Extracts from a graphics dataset
--- begin ---

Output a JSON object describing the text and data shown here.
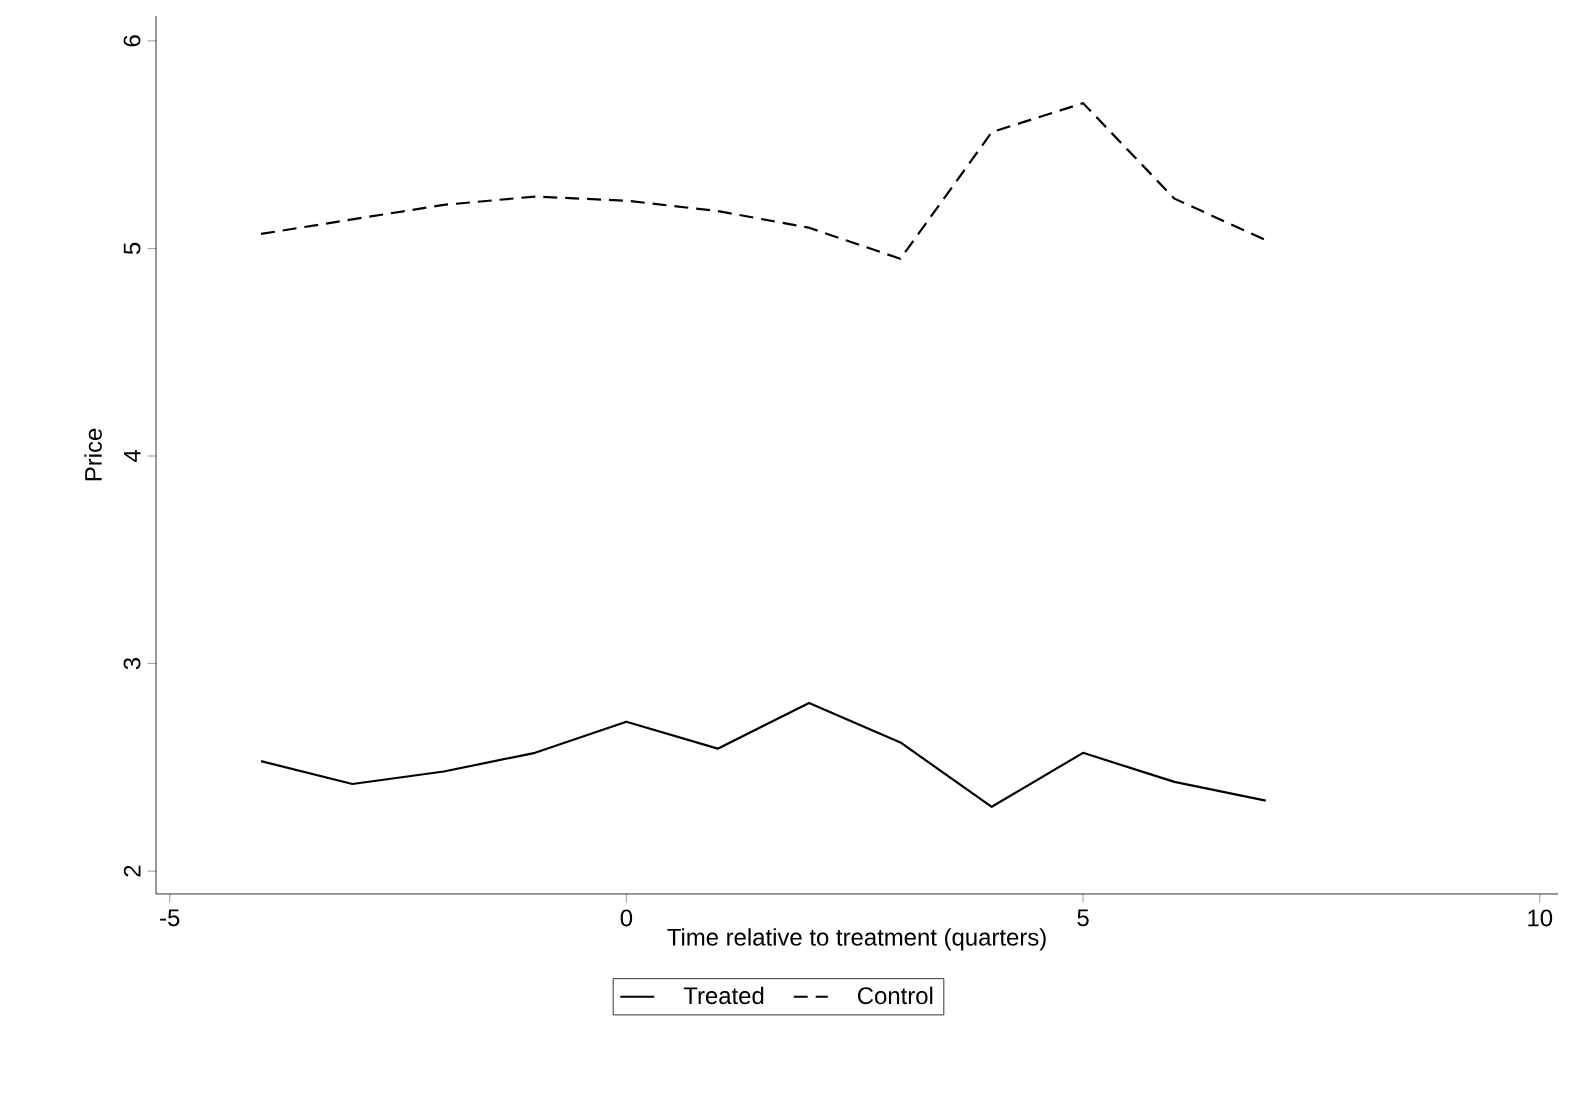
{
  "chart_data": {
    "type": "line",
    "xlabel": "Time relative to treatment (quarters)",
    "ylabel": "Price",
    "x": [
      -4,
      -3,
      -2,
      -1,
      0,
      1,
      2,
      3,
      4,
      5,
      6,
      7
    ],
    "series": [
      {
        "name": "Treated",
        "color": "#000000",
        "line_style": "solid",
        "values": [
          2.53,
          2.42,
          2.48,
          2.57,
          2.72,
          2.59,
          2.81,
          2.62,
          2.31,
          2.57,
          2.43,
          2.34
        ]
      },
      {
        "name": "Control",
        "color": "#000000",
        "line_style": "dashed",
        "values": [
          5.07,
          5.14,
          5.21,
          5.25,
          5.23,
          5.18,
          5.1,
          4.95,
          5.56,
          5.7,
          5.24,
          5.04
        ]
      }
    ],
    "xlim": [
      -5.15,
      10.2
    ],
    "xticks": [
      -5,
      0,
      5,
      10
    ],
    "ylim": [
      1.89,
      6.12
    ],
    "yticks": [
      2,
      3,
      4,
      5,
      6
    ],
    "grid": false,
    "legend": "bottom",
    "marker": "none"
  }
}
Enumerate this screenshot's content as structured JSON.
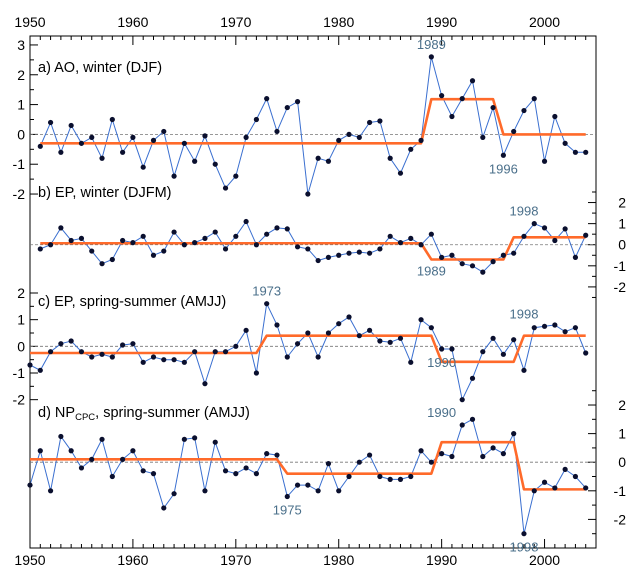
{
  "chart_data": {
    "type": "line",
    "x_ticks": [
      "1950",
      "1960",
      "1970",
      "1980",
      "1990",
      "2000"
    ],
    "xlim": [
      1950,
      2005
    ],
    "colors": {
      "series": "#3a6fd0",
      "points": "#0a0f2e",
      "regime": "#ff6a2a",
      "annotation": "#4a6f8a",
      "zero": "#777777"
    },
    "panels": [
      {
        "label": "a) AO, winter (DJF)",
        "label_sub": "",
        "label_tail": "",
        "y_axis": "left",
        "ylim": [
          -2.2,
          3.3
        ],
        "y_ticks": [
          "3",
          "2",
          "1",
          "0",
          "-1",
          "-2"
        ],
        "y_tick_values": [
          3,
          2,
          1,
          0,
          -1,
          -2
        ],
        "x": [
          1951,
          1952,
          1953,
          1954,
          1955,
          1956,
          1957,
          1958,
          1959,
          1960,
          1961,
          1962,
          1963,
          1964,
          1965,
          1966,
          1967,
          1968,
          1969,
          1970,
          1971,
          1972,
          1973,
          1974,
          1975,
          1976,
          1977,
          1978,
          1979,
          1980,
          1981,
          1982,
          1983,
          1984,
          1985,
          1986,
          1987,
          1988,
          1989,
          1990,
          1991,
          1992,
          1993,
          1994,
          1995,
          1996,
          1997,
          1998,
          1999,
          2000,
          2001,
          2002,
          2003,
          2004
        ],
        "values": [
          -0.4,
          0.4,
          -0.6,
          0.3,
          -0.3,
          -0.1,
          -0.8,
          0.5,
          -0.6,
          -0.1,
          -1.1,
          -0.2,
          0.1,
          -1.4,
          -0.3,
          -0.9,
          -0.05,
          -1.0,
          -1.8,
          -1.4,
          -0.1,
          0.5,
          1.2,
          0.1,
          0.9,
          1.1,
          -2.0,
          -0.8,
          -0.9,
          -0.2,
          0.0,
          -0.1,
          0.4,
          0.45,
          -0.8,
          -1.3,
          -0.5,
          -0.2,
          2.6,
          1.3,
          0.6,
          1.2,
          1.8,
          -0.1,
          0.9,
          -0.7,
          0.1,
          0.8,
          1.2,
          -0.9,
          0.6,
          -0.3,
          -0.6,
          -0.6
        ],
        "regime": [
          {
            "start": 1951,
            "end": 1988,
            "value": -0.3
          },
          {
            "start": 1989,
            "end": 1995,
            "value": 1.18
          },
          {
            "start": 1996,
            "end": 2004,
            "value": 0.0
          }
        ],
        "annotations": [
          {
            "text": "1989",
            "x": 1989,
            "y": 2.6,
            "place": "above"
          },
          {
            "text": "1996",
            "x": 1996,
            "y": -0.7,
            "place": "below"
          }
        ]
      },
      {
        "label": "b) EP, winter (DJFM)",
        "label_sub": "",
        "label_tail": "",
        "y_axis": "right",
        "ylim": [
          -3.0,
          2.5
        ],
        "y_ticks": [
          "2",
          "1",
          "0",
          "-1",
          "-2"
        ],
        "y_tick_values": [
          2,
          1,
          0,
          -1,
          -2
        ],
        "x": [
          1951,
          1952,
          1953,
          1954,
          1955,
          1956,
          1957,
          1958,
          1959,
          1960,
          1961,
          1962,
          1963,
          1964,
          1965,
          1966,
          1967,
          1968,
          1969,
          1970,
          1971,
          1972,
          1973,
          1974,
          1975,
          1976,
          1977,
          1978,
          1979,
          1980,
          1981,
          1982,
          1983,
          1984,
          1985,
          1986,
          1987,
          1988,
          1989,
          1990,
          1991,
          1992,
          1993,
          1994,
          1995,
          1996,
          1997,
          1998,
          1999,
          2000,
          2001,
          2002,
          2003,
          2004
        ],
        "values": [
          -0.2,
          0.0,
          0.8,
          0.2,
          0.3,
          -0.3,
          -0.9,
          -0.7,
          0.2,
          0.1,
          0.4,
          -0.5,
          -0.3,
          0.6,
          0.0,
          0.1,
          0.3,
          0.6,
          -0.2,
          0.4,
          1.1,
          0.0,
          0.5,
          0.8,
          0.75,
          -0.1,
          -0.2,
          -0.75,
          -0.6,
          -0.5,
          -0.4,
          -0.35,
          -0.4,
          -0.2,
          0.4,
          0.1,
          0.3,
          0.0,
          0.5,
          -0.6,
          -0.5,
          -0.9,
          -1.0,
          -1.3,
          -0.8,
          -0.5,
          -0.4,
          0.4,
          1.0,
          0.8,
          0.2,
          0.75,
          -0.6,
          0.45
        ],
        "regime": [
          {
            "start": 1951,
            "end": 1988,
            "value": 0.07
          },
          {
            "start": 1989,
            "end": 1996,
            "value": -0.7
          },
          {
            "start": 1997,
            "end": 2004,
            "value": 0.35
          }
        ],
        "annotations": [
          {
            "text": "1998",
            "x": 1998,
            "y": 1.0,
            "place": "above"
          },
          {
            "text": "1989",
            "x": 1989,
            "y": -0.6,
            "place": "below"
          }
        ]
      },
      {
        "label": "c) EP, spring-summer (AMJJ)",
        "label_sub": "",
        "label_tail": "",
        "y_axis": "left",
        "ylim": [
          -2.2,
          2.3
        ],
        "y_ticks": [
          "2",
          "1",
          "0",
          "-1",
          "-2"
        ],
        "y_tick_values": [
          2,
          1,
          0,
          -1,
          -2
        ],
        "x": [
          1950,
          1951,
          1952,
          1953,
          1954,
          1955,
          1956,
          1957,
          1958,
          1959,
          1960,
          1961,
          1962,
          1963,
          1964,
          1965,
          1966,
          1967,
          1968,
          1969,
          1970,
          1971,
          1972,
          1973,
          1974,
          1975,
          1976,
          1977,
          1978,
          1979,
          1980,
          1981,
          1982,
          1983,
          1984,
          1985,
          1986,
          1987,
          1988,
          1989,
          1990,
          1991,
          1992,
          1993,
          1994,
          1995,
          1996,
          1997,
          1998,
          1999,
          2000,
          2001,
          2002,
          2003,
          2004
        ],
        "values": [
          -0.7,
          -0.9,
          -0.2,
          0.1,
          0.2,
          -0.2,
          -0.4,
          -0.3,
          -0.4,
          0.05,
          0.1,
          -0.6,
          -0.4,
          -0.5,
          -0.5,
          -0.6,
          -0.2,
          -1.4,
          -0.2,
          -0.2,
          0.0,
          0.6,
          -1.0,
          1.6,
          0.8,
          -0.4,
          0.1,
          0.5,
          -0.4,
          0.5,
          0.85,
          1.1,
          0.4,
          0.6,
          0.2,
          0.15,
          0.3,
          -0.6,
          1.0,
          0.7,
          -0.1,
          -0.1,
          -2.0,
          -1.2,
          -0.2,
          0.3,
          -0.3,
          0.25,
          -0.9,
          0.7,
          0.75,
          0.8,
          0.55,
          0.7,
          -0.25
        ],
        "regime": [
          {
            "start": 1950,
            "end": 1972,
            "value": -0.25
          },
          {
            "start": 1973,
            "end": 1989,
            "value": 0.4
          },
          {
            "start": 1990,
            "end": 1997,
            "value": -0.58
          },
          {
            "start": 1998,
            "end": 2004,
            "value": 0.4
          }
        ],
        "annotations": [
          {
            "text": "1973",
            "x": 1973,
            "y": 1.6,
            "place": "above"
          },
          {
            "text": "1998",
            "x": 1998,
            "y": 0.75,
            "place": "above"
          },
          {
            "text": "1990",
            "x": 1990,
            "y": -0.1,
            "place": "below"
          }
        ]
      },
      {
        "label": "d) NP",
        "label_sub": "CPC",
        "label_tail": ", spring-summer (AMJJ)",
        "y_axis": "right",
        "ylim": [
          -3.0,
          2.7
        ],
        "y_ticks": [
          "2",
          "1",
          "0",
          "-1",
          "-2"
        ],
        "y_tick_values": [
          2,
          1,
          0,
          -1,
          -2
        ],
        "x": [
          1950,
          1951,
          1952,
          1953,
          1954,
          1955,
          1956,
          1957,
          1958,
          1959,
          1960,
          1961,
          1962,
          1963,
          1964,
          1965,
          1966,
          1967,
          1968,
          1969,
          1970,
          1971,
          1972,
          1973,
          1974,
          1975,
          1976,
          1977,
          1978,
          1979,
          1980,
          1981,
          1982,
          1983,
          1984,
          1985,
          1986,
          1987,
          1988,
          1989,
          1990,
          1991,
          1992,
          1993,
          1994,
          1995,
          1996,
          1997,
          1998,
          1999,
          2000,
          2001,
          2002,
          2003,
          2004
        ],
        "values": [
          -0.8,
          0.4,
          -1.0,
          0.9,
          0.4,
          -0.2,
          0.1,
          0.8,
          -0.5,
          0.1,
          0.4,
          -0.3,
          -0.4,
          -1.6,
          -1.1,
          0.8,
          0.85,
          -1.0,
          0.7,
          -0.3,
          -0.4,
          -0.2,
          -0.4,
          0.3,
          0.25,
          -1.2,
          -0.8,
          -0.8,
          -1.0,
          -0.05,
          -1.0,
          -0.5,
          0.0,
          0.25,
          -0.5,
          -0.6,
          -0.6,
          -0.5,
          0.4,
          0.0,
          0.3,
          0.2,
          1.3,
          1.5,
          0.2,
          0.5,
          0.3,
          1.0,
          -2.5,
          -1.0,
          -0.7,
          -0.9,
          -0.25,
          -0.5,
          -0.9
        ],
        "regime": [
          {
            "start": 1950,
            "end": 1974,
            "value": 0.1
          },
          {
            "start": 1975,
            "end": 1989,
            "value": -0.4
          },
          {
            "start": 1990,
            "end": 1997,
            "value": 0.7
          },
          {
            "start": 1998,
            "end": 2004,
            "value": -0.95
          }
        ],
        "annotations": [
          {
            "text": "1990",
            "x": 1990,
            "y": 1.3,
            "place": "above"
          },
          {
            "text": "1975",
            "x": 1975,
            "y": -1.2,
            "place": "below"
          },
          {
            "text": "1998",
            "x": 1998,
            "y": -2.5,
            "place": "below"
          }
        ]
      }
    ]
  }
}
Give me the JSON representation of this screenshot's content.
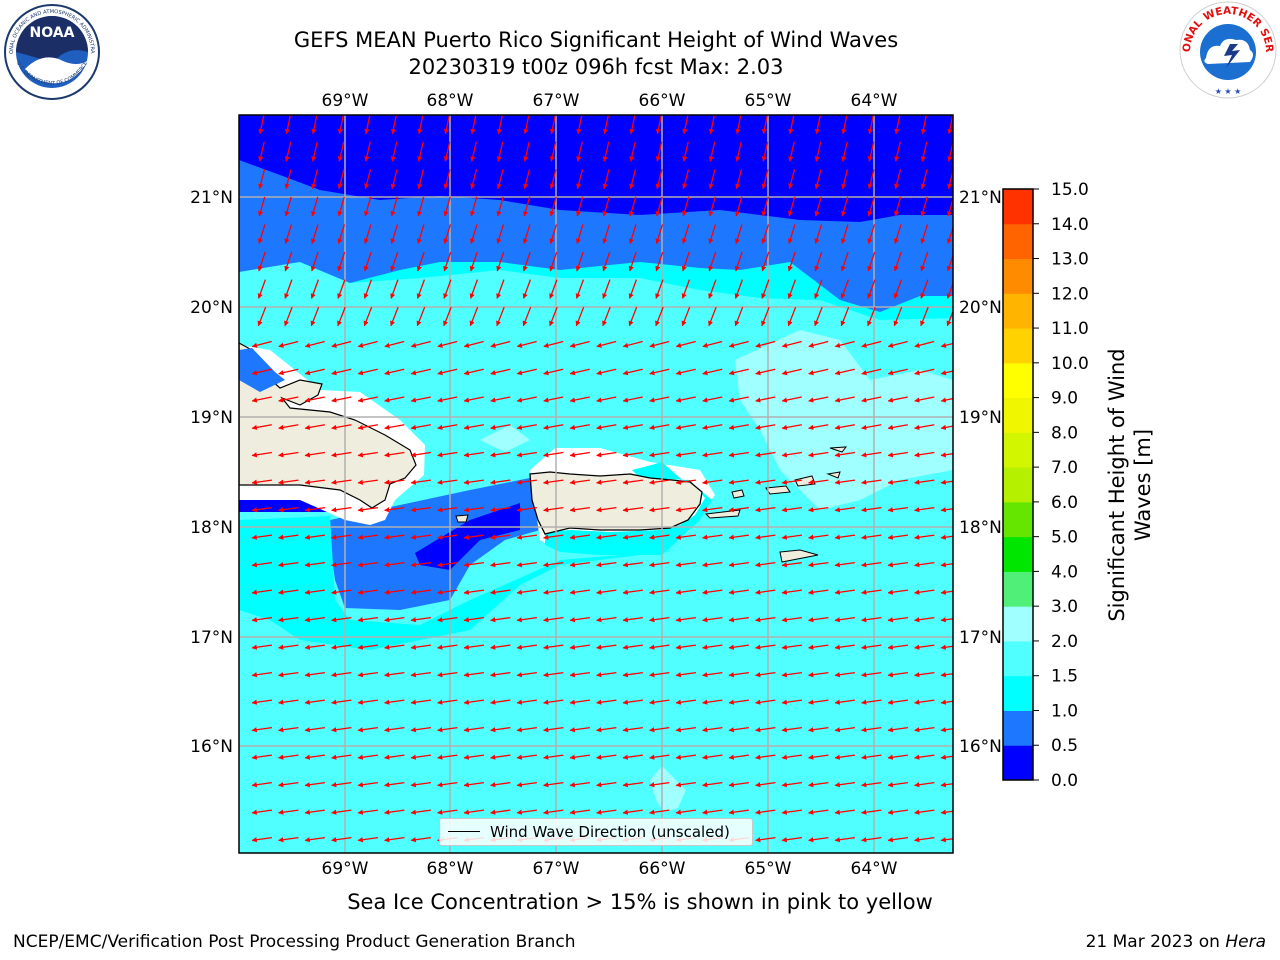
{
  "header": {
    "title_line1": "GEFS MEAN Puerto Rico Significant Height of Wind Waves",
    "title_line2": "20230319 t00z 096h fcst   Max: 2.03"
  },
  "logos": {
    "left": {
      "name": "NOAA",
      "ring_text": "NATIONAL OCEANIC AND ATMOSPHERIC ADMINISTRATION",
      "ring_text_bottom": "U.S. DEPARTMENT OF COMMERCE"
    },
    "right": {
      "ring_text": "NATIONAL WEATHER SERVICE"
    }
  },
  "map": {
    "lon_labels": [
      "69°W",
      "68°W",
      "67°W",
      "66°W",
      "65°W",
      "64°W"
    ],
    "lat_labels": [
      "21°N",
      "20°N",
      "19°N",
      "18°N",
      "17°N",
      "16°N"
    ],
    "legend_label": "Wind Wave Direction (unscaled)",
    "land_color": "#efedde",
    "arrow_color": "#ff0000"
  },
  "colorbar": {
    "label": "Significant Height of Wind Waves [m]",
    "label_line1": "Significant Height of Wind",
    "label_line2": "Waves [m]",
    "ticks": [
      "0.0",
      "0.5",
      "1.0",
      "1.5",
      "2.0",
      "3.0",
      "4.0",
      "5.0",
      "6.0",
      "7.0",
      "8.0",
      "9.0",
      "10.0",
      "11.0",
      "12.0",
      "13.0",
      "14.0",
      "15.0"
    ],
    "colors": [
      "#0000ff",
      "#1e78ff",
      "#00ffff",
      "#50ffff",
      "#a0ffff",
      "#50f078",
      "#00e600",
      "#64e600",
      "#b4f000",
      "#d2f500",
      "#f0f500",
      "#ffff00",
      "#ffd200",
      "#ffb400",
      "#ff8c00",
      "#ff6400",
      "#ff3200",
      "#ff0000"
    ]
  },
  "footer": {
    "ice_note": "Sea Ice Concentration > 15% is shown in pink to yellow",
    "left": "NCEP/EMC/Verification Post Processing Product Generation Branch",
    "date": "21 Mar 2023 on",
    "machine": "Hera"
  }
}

--- end ---

EXERCISE TASK
Pull out each line of the listing that holds the string "Height".

EXERCISE SOLUTION
    "title_line1": "GEFS MEAN Puerto Rico Significant Height of Wind Waves",
    "label": "Significant Height of Wind Waves [m]",
    "label_line1": "Significant Height of Wind",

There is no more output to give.